#### Layout annotation records:
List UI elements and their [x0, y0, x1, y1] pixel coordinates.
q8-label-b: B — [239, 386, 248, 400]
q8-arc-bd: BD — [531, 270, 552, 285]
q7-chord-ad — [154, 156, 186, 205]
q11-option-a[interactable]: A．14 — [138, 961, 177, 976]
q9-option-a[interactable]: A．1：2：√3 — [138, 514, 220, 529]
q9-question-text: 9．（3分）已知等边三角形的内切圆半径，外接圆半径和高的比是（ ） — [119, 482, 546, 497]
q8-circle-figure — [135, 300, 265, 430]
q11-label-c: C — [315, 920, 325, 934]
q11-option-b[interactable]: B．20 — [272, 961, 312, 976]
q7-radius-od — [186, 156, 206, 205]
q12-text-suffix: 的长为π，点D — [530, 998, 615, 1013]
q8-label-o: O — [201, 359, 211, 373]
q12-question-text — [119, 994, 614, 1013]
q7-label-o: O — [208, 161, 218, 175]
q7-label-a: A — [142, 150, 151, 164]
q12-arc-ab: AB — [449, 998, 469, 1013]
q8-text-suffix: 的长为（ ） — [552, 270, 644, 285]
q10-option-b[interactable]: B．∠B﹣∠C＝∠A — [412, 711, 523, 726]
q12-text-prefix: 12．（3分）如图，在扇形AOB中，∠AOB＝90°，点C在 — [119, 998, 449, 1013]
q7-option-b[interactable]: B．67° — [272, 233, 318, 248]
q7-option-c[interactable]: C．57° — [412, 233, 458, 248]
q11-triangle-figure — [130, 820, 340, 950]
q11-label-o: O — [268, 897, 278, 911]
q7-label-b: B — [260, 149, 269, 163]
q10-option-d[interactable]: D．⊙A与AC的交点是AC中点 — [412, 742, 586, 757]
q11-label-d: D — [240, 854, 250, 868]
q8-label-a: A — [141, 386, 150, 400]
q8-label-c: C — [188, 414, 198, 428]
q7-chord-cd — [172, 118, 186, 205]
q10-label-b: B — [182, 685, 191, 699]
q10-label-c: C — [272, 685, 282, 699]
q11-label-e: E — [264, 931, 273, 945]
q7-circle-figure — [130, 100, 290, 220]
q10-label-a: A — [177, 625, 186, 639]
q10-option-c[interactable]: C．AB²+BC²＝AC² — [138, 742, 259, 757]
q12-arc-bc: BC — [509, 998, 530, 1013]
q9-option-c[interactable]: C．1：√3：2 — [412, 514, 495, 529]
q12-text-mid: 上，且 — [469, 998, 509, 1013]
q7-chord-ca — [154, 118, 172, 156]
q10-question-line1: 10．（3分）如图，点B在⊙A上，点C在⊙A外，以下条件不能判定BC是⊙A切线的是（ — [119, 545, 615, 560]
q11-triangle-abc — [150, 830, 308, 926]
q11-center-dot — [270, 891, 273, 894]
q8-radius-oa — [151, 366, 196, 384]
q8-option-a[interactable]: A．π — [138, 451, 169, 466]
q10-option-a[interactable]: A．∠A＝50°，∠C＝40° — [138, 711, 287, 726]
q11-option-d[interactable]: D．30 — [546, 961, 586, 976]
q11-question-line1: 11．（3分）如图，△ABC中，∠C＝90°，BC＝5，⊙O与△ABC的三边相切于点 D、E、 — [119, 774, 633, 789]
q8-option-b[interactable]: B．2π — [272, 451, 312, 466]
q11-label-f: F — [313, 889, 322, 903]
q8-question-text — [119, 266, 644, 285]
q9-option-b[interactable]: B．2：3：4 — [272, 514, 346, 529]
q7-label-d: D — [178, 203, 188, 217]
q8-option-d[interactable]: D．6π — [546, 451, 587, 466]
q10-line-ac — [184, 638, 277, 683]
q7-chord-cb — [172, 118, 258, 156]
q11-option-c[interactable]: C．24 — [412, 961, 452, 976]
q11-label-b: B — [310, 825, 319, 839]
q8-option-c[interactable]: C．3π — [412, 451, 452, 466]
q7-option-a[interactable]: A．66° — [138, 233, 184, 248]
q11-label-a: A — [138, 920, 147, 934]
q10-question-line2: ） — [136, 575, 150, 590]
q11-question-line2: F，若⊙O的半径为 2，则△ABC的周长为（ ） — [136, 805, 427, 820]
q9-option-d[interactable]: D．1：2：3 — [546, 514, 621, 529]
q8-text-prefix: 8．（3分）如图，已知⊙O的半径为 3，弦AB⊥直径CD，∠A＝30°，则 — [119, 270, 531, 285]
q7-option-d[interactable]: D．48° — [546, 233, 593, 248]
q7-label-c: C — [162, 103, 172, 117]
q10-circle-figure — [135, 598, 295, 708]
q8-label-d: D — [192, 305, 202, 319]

#### WORK INSTRUCTIONS:
Rewrite every line of the data above, changing "interactable" to "clickable" wherever it occurs. Keep everything else the same.

#### THE OUTPUT:
List UI elements and their [x0, y0, x1, y1] pixel coordinates.
q8-label-b: B — [239, 386, 248, 400]
q8-arc-bd: BD — [531, 270, 552, 285]
q7-chord-ad — [154, 156, 186, 205]
q11-option-a[clickable]: A．14 — [138, 961, 177, 976]
q9-option-a[clickable]: A．1：2：√3 — [138, 514, 220, 529]
q9-question-text: 9．（3分）已知等边三角形的内切圆半径，外接圆半径和高的比是（ ） — [119, 482, 546, 497]
q8-circle-figure — [135, 300, 265, 430]
q11-label-c: C — [315, 920, 325, 934]
q11-option-b[clickable]: B．20 — [272, 961, 312, 976]
q7-radius-od — [186, 156, 206, 205]
q12-text-suffix: 的长为π，点D — [530, 998, 615, 1013]
q8-label-o: O — [201, 359, 211, 373]
q12-question-text — [119, 994, 614, 1013]
q7-label-o: O — [208, 161, 218, 175]
q7-label-a: A — [142, 150, 151, 164]
q12-arc-ab: AB — [449, 998, 469, 1013]
q8-text-suffix: 的长为（ ） — [552, 270, 644, 285]
q10-option-b[clickable]: B．∠B﹣∠C＝∠A — [412, 711, 523, 726]
q12-text-prefix: 12．（3分）如图，在扇形AOB中，∠AOB＝90°，点C在 — [119, 998, 449, 1013]
q7-option-b[clickable]: B．67° — [272, 233, 318, 248]
q7-option-c[clickable]: C．57° — [412, 233, 458, 248]
q11-triangle-figure — [130, 820, 340, 950]
q11-label-o: O — [268, 897, 278, 911]
q7-label-b: B — [260, 149, 269, 163]
q10-option-d[clickable]: D．⊙A与AC的交点是AC中点 — [412, 742, 586, 757]
q11-label-d: D — [240, 854, 250, 868]
q8-label-a: A — [141, 386, 150, 400]
q8-label-c: C — [188, 414, 198, 428]
q7-chord-cd — [172, 118, 186, 205]
q10-label-b: B — [182, 685, 191, 699]
q10-label-c: C — [272, 685, 282, 699]
q11-label-e: E — [264, 931, 273, 945]
q7-circle-figure — [130, 100, 290, 220]
q10-label-a: A — [177, 625, 186, 639]
q10-option-c[clickable]: C．AB²+BC²＝AC² — [138, 742, 259, 757]
q12-arc-bc: BC — [509, 998, 530, 1013]
q9-option-c[clickable]: C．1：√3：2 — [412, 514, 495, 529]
q12-text-mid: 上，且 — [469, 998, 509, 1013]
q7-chord-ca — [154, 118, 172, 156]
q10-question-line1: 10．（3分）如图，点B在⊙A上，点C在⊙A外，以下条件不能判定BC是⊙A切线的是（ — [119, 545, 615, 560]
q11-triangle-abc — [150, 830, 308, 926]
q11-center-dot — [270, 891, 273, 894]
q8-radius-oa — [151, 366, 196, 384]
q8-option-a[clickable]: A．π — [138, 451, 169, 466]
q10-option-a[clickable]: A．∠A＝50°，∠C＝40° — [138, 711, 287, 726]
q11-option-d[clickable]: D．30 — [546, 961, 586, 976]
q11-question-line1: 11．（3分）如图，△ABC中，∠C＝90°，BC＝5，⊙O与△ABC的三边相切于点 D、E、 — [119, 774, 633, 789]
q8-option-b[clickable]: B．2π — [272, 451, 312, 466]
q11-label-f: F — [313, 889, 322, 903]
q8-question-text — [119, 266, 644, 285]
q9-option-b[clickable]: B．2：3：4 — [272, 514, 346, 529]
q7-label-d: D — [178, 203, 188, 217]
q8-option-d[clickable]: D．6π — [546, 451, 587, 466]
q10-line-ac — [184, 638, 277, 683]
q7-chord-cb — [172, 118, 258, 156]
q11-option-c[clickable]: C．24 — [412, 961, 452, 976]
q11-label-b: B — [310, 825, 319, 839]
q8-option-c[clickable]: C．3π — [412, 451, 452, 466]
q7-option-a[clickable]: A．66° — [138, 233, 184, 248]
q11-label-a: A — [138, 920, 147, 934]
q10-question-line2: ） — [136, 575, 150, 590]
q11-question-line2: F，若⊙O的半径为 2，则△ABC的周长为（ ） — [136, 805, 427, 820]
q9-option-d[clickable]: D．1：2：3 — [546, 514, 621, 529]
q8-text-prefix: 8．（3分）如图，已知⊙O的半径为 3，弦AB⊥直径CD，∠A＝30°，则 — [119, 270, 531, 285]
q7-option-d[clickable]: D．48° — [546, 233, 593, 248]
q7-label-c: C — [162, 103, 172, 117]
q10-circle-figure — [135, 598, 295, 708]
q8-label-d: D — [192, 305, 202, 319]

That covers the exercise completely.